• Work to complete
Lines that include the word "dicens" are the ones to copy.

• Records shown

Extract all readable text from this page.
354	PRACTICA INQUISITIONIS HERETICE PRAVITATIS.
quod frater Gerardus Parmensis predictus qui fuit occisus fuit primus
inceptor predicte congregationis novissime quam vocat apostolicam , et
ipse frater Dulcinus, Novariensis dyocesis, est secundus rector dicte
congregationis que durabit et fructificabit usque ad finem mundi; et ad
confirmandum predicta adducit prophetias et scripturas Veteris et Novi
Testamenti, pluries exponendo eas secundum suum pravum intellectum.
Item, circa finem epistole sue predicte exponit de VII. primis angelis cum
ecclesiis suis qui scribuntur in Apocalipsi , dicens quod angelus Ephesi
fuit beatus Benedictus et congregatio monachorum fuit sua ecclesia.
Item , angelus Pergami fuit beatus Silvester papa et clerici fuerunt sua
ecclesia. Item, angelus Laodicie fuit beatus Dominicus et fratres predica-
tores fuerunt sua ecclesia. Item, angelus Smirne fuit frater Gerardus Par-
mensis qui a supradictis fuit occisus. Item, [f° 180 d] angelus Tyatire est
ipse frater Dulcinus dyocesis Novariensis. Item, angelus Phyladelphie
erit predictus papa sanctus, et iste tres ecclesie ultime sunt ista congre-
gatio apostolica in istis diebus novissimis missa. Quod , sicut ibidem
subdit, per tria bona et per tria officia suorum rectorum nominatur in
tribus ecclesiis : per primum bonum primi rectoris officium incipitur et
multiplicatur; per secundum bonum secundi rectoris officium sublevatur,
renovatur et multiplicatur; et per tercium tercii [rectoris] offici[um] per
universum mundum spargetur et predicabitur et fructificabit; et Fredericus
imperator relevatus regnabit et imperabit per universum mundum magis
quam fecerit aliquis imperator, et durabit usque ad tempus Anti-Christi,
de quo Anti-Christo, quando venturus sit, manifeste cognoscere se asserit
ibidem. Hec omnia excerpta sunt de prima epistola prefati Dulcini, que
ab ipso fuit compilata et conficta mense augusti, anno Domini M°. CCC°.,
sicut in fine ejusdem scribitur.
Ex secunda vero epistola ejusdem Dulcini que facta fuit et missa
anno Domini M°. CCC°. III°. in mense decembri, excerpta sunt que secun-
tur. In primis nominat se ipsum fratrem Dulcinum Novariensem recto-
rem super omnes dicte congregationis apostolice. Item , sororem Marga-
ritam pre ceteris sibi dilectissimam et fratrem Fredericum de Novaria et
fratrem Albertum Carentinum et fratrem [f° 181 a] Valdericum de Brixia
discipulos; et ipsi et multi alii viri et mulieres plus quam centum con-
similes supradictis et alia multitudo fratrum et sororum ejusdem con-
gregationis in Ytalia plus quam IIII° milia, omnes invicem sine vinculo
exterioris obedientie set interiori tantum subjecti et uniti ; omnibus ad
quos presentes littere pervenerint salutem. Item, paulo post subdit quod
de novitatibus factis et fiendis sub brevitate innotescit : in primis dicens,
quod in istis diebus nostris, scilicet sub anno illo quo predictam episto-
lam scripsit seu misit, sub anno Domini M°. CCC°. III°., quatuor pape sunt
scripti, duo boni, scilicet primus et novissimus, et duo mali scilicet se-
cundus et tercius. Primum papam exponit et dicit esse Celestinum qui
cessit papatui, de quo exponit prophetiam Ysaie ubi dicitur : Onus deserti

• Expected output
ecclesiis suis qui scribuntur in Apocalipsi , dicens quod angelus Ephesi
de novitatibus factis et fiendis sub brevitate innotescit : in primis dicens,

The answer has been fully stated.